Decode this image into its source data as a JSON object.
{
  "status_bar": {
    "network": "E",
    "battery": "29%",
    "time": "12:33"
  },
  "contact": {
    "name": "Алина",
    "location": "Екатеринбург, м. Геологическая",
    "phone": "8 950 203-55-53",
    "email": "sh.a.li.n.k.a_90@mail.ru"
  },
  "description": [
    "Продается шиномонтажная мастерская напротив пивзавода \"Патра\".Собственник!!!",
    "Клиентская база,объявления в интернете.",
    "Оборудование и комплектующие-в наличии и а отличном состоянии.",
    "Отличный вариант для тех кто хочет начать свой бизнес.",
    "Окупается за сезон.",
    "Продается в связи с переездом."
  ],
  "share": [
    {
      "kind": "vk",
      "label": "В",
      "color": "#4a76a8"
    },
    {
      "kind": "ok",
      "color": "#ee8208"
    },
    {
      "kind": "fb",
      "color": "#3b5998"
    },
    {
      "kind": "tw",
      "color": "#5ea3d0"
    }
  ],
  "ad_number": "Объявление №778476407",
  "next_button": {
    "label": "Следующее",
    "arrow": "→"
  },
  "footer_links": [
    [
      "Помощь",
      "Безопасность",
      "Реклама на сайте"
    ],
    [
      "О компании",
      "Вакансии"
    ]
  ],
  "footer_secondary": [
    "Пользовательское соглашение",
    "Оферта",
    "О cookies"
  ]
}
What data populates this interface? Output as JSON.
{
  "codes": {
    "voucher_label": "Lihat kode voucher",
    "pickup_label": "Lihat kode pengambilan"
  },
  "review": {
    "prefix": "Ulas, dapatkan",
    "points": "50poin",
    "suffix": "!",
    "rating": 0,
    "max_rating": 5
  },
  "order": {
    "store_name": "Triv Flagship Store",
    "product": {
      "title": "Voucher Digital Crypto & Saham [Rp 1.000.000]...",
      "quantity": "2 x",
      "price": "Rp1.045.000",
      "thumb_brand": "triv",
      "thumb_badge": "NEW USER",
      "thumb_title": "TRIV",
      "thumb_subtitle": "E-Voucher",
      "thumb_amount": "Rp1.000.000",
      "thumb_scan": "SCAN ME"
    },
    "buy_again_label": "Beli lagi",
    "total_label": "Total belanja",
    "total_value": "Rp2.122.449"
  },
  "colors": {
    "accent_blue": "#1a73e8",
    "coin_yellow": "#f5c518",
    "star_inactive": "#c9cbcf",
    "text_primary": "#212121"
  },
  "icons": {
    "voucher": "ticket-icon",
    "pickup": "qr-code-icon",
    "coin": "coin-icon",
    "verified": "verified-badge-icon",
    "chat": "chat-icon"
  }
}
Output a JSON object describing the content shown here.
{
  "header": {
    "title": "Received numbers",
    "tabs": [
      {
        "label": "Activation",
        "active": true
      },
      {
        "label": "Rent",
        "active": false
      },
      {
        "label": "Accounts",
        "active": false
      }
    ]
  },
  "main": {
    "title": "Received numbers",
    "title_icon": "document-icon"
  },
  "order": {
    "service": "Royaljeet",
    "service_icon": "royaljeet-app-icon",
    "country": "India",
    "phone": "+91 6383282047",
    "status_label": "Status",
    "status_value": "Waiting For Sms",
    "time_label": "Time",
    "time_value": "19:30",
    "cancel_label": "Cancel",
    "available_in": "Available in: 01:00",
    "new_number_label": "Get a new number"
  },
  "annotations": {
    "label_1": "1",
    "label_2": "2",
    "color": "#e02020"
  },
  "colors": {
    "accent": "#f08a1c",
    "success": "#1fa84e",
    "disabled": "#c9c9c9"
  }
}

= = = = = = =

## TASK OBJECTIVE
Extract every record. Keep wording exact.

## RESPONSE TO THE TASK
Decode this image into its source data as a JSON object.
{
  "status_bar": {
    "network": "E",
    "battery": "29%",
    "time": "12:33"
  },
  "contact": {
    "name": "Алина",
    "location": "Екатеринбург, м. Геологическая",
    "phone": "8 950 203-55-53",
    "email": "sh.a.li.n.k.a_90@mail.ru"
  },
  "description": [
    "Продается шиномонтажная мастерская напротив пивзавода \"Патра\".Собственник!!!",
    "Клиентская база,объявления в интернете.",
    "Оборудование и комплектующие-в наличии и а отличном состоянии.",
    "Отличный вариант для тех кто хочет начать свой бизнес.",
    "Окупается за сезон.",
    "Продается в связи с переездом."
  ],
  "share": [
    {
      "kind": "vk",
      "label": "В",
      "color": "#4a76a8"
    },
    {
      "kind": "ok",
      "color": "#ee8208"
    },
    {
      "kind": "fb",
      "color": "#3b5998"
    },
    {
      "kind": "tw",
      "color": "#5ea3d0"
    }
  ],
  "ad_number": "Объявление №778476407",
  "next_button": {
    "label": "Следующее",
    "arrow": "→"
  },
  "footer_links": [
    [
      "Помощь",
      "Безопасность",
      "Реклама на сайте"
    ],
    [
      "О компании",
      "Вакансии"
    ]
  ],
  "footer_secondary": [
    "Пользовательское соглашение",
    "Оферта",
    "О cookies"
  ]
}
What data populates this interface? Output as JSON.
{
  "codes": {
    "voucher_label": "Lihat kode voucher",
    "pickup_label": "Lihat kode pengambilan"
  },
  "review": {
    "prefix": "Ulas, dapatkan",
    "points": "50poin",
    "suffix": "!",
    "rating": 0,
    "max_rating": 5
  },
  "order": {
    "store_name": "Triv Flagship Store",
    "product": {
      "title": "Voucher Digital Crypto & Saham [Rp 1.000.000]...",
      "quantity": "2 x",
      "price": "Rp1.045.000",
      "thumb_brand": "triv",
      "thumb_badge": "NEW USER",
      "thumb_title": "TRIV",
      "thumb_subtitle": "E-Voucher",
      "thumb_amount": "Rp1.000.000",
      "thumb_scan": "SCAN ME"
    },
    "buy_again_label": "Beli lagi",
    "total_label": "Total belanja",
    "total_value": "Rp2.122.449"
  },
  "colors": {
    "accent_blue": "#1a73e8",
    "coin_yellow": "#f5c518",
    "star_inactive": "#c9cbcf",
    "text_primary": "#212121"
  },
  "icons": {
    "voucher": "ticket-icon",
    "pickup": "qr-code-icon",
    "coin": "coin-icon",
    "verified": "verified-badge-icon",
    "chat": "chat-icon"
  }
}
Output a JSON object describing the content shown here.
{
  "header": {
    "title": "Received numbers",
    "tabs": [
      {
        "label": "Activation",
        "active": true
      },
      {
        "label": "Rent",
        "active": false
      },
      {
        "label": "Accounts",
        "active": false
      }
    ]
  },
  "main": {
    "title": "Received numbers",
    "title_icon": "document-icon"
  },
  "order": {
    "service": "Royaljeet",
    "service_icon": "royaljeet-app-icon",
    "country": "India",
    "phone": "+91 6383282047",
    "status_label": "Status",
    "status_value": "Waiting For Sms",
    "time_label": "Time",
    "time_value": "19:30",
    "cancel_label": "Cancel",
    "available_in": "Available in: 01:00",
    "new_number_label": "Get a new number"
  },
  "annotations": {
    "label_1": "1",
    "label_2": "2",
    "color": "#e02020"
  },
  "colors": {
    "accent": "#f08a1c",
    "success": "#1fa84e",
    "disabled": "#c9c9c9"
  }
}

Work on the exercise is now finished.